■ PROMPT ■
The entries below should be transcribed in their entirety, exactly as written.

■ DATA PROVIDED ■
================================

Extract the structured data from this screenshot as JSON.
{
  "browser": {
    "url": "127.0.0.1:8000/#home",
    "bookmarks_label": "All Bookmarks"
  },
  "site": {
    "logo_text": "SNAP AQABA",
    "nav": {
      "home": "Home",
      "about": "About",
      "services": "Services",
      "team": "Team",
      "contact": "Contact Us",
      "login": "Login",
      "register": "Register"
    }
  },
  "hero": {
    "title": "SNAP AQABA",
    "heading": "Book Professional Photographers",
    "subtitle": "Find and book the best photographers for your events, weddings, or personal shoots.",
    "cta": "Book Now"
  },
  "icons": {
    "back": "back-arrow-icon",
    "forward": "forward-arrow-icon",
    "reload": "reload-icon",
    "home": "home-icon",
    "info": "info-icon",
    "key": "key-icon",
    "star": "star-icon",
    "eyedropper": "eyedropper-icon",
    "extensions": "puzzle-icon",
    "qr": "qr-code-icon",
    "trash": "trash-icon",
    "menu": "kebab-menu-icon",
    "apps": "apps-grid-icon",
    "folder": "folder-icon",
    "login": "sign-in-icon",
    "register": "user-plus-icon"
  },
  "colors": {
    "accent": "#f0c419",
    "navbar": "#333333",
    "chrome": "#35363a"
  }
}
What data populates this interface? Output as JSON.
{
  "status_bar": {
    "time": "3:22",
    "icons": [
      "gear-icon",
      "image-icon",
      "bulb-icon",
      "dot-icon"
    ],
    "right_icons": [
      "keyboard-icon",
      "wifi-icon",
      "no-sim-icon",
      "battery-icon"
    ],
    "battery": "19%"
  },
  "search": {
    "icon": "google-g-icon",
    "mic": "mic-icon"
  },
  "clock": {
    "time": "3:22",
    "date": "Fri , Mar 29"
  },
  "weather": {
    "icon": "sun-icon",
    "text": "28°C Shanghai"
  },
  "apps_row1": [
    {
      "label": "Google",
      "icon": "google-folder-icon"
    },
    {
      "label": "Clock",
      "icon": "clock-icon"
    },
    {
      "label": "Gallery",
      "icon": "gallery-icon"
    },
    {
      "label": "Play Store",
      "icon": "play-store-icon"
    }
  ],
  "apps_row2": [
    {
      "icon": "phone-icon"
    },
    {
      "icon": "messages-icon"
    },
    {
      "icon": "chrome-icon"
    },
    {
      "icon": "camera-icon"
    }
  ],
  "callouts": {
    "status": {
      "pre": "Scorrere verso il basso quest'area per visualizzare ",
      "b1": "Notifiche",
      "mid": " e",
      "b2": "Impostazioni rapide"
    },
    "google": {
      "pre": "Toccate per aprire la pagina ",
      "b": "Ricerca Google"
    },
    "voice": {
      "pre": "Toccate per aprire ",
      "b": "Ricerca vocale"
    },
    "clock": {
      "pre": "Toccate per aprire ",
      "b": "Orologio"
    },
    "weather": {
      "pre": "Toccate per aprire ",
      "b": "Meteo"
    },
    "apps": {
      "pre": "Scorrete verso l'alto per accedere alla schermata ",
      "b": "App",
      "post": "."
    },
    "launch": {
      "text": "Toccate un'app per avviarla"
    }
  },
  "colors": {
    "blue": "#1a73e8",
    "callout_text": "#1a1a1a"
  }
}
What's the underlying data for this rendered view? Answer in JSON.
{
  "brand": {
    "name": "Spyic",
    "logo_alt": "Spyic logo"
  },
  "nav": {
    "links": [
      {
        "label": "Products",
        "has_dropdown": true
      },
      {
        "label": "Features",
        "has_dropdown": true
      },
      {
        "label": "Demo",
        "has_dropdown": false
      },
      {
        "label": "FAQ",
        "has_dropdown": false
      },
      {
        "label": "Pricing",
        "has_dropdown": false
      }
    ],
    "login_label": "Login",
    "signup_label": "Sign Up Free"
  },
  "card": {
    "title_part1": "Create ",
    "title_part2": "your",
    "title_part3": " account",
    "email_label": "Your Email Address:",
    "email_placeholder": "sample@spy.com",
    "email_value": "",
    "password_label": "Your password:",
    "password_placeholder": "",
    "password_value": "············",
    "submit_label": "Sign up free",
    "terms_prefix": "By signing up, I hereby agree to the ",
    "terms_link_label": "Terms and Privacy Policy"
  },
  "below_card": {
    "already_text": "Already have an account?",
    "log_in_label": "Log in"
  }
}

================================

■ FINISHED EXERCISE ■
Extract the structured data from this screenshot as JSON.
{
  "browser": {
    "url": "127.0.0.1:8000/#home",
    "bookmarks_label": "All Bookmarks"
  },
  "site": {
    "logo_text": "SNAP AQABA",
    "nav": {
      "home": "Home",
      "about": "About",
      "services": "Services",
      "team": "Team",
      "contact": "Contact Us",
      "login": "Login",
      "register": "Register"
    }
  },
  "hero": {
    "title": "SNAP AQABA",
    "heading": "Book Professional Photographers",
    "subtitle": "Find and book the best photographers for your events, weddings, or personal shoots.",
    "cta": "Book Now"
  },
  "icons": {
    "back": "back-arrow-icon",
    "forward": "forward-arrow-icon",
    "reload": "reload-icon",
    "home": "home-icon",
    "info": "info-icon",
    "key": "key-icon",
    "star": "star-icon",
    "eyedropper": "eyedropper-icon",
    "extensions": "puzzle-icon",
    "qr": "qr-code-icon",
    "trash": "trash-icon",
    "menu": "kebab-menu-icon",
    "apps": "apps-grid-icon",
    "folder": "folder-icon",
    "login": "sign-in-icon",
    "register": "user-plus-icon"
  },
  "colors": {
    "accent": "#f0c419",
    "navbar": "#333333",
    "chrome": "#35363a"
  }
}
What data populates this interface? Output as JSON.
{
  "status_bar": {
    "time": "3:22",
    "icons": [
      "gear-icon",
      "image-icon",
      "bulb-icon",
      "dot-icon"
    ],
    "right_icons": [
      "keyboard-icon",
      "wifi-icon",
      "no-sim-icon",
      "battery-icon"
    ],
    "battery": "19%"
  },
  "search": {
    "icon": "google-g-icon",
    "mic": "mic-icon"
  },
  "clock": {
    "time": "3:22",
    "date": "Fri , Mar 29"
  },
  "weather": {
    "icon": "sun-icon",
    "text": "28°C Shanghai"
  },
  "apps_row1": [
    {
      "label": "Google",
      "icon": "google-folder-icon"
    },
    {
      "label": "Clock",
      "icon": "clock-icon"
    },
    {
      "label": "Gallery",
      "icon": "gallery-icon"
    },
    {
      "label": "Play Store",
      "icon": "play-store-icon"
    }
  ],
  "apps_row2": [
    {
      "icon": "phone-icon"
    },
    {
      "icon": "messages-icon"
    },
    {
      "icon": "chrome-icon"
    },
    {
      "icon": "camera-icon"
    }
  ],
  "callouts": {
    "status": {
      "pre": "Scorrere verso il basso quest'area per visualizzare ",
      "b1": "Notifiche",
      "mid": " e",
      "b2": "Impostazioni rapide"
    },
    "google": {
      "pre": "Toccate per aprire la pagina ",
      "b": "Ricerca Google"
    },
    "voice": {
      "pre": "Toccate per aprire ",
      "b": "Ricerca vocale"
    },
    "clock": {
      "pre": "Toccate per aprire ",
      "b": "Orologio"
    },
    "weather": {
      "pre": "Toccate per aprire ",
      "b": "Meteo"
    },
    "apps": {
      "pre": "Scorrete verso l'alto per accedere alla schermata ",
      "b": "App",
      "post": "."
    },
    "launch": {
      "text": "Toccate un'app per avviarla"
    }
  },
  "colors": {
    "blue": "#1a73e8",
    "callout_text": "#1a1a1a"
  }
}
What's the underlying data for this rendered view? Answer in JSON.
{
  "brand": {
    "name": "Spyic",
    "logo_alt": "Spyic logo"
  },
  "nav": {
    "links": [
      {
        "label": "Products",
        "has_dropdown": true
      },
      {
        "label": "Features",
        "has_dropdown": true
      },
      {
        "label": "Demo",
        "has_dropdown": false
      },
      {
        "label": "FAQ",
        "has_dropdown": false
      },
      {
        "label": "Pricing",
        "has_dropdown": false
      }
    ],
    "login_label": "Login",
    "signup_label": "Sign Up Free"
  },
  "card": {
    "title_part1": "Create ",
    "title_part2": "your",
    "title_part3": " account",
    "email_label": "Your Email Address:",
    "email_placeholder": "sample@spy.com",
    "email_value": "",
    "password_label": "Your password:",
    "password_placeholder": "",
    "password_value": "············",
    "submit_label": "Sign up free",
    "terms_prefix": "By signing up, I hereby agree to the ",
    "terms_link_label": "Terms and Privacy Policy"
  },
  "below_card": {
    "already_text": "Already have an account?",
    "log_in_label": "Log in"
  }
}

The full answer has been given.